## start Available data

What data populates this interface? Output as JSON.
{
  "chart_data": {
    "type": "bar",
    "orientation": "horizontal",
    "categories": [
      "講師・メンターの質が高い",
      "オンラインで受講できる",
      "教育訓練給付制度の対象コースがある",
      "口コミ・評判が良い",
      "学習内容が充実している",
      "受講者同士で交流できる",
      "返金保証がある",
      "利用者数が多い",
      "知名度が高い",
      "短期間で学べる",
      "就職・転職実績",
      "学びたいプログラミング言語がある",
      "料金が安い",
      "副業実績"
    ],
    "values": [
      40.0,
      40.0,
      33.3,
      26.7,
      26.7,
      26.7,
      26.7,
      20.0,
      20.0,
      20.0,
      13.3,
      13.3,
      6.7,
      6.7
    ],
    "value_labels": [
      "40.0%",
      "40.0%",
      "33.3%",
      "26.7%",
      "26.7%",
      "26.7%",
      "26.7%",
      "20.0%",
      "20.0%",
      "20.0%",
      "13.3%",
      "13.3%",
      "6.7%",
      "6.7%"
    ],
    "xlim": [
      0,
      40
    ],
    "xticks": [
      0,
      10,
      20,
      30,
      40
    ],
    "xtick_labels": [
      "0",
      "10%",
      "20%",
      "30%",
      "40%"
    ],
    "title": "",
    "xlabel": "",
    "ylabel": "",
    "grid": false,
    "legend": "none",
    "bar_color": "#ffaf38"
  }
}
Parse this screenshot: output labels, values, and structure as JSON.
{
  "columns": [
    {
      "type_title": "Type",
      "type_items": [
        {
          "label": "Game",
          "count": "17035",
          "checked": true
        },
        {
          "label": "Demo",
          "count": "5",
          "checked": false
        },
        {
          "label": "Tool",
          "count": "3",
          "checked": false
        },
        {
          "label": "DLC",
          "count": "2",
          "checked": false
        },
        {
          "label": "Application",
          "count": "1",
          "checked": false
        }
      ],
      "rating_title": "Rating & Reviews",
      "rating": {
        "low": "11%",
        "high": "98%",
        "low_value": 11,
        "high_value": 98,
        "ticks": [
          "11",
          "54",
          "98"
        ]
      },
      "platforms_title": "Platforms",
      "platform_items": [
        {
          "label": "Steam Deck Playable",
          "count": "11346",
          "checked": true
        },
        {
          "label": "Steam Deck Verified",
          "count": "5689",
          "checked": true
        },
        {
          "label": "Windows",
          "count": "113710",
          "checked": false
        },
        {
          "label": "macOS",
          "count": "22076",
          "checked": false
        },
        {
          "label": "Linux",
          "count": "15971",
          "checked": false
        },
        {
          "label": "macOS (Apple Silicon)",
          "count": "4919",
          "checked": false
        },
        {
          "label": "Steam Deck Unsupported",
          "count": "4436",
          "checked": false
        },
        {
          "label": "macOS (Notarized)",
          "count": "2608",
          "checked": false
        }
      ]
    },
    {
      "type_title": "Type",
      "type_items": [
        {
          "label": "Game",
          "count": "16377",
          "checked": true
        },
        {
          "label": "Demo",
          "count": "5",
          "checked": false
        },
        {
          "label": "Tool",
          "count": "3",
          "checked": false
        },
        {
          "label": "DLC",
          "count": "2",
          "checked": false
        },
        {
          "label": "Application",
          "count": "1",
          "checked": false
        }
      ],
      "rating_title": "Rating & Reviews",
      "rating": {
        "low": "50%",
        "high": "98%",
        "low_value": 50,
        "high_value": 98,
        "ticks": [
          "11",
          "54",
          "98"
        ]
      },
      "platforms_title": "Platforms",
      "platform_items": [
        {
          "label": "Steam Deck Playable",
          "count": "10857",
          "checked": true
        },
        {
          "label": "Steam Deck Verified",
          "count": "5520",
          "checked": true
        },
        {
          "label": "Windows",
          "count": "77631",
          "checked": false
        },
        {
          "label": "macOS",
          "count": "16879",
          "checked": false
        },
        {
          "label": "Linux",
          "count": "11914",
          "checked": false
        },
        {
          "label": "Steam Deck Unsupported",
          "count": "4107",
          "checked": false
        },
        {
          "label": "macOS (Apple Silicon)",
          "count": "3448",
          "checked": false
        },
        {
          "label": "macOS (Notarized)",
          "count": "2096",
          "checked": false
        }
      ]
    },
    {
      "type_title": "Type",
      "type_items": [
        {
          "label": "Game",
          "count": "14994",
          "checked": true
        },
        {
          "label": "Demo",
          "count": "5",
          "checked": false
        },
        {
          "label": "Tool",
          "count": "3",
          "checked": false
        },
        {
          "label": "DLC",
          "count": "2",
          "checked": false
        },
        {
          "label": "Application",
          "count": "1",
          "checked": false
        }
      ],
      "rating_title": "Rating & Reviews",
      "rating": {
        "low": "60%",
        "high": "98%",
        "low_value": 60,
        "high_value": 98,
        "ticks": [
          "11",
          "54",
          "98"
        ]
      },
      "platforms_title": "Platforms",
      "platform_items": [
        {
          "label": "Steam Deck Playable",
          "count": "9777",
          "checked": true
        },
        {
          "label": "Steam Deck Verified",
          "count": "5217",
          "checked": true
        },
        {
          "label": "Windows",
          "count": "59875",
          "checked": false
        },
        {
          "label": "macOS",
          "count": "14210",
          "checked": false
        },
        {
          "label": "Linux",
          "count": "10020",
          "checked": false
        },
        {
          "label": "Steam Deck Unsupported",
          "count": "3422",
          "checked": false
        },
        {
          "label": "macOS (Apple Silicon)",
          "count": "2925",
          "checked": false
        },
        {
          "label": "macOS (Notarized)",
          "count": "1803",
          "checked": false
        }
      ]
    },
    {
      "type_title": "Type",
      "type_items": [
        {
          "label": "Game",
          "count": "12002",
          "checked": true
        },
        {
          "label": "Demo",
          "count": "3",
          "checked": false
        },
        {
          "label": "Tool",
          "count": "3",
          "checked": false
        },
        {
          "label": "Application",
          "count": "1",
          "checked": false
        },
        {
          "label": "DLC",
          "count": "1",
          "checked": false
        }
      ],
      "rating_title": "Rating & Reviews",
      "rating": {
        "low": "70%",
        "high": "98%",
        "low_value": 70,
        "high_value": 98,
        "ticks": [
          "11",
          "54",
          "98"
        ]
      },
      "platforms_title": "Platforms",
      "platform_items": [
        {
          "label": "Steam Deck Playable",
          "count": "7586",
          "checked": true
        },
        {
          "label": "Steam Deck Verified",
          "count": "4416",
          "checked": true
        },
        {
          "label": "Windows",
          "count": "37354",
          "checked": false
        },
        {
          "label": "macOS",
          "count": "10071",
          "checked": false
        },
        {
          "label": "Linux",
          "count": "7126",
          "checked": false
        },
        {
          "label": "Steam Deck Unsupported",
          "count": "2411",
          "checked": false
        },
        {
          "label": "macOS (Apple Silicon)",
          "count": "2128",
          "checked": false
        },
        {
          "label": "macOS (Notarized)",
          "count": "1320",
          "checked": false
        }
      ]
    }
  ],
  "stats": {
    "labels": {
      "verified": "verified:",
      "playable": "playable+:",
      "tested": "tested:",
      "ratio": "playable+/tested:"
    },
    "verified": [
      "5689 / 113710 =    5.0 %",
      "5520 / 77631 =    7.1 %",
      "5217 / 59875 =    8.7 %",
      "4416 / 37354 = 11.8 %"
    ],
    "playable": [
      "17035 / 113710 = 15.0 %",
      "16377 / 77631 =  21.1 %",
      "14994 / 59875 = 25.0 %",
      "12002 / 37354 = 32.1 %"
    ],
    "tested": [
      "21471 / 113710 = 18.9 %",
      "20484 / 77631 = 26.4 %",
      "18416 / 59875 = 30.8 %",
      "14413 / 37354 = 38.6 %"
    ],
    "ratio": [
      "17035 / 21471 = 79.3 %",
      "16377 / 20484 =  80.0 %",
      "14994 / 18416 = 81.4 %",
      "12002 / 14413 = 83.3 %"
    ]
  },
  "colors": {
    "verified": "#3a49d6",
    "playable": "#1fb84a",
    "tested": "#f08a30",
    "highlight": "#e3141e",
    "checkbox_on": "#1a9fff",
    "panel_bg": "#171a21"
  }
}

## end Available data

▶ _Exercise directions_: Reply with nothing but a number: how many lines of the entries above contain the string "JSON"?

▶ _Result of this task_: 2